> [AIM OF THE TASK]:
Across the entries below, count the lines in which the word "name" occurs. Reply with the count alone.

> [INFORMATION SHOWN]:
-- Start --
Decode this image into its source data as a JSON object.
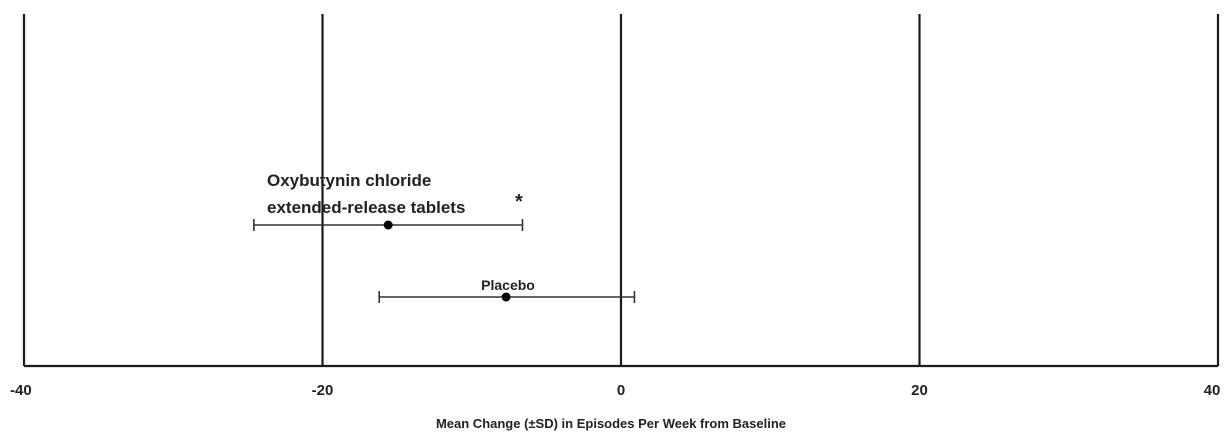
{
  "chart_data": {
    "type": "scatter",
    "title": "",
    "xlabel": "Mean Change (±SD) in Episodes Per Week from Baseline",
    "ylabel": "",
    "xlim": [
      -40,
      40
    ],
    "x_ticks": [
      -40,
      -20,
      0,
      20,
      40
    ],
    "x_tick_labels": [
      "-40",
      "-20",
      "0",
      "20",
      "40"
    ],
    "grid": true,
    "series": [
      {
        "name": "Oxybutynin chloride extended-release tablets",
        "label_lines": [
          "Oxybutynin chloride",
          "extended-release tablets"
        ],
        "annotation": "*",
        "x": -15.6,
        "sd_low": -24.6,
        "sd_high": -6.6
      },
      {
        "name": "Placebo",
        "label_lines": [
          "Placebo"
        ],
        "annotation": "",
        "x": -7.7,
        "sd_low": -16.2,
        "sd_high": 0.9
      }
    ]
  }
}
-- End --
> [COMPLETE RESPONSE]:
2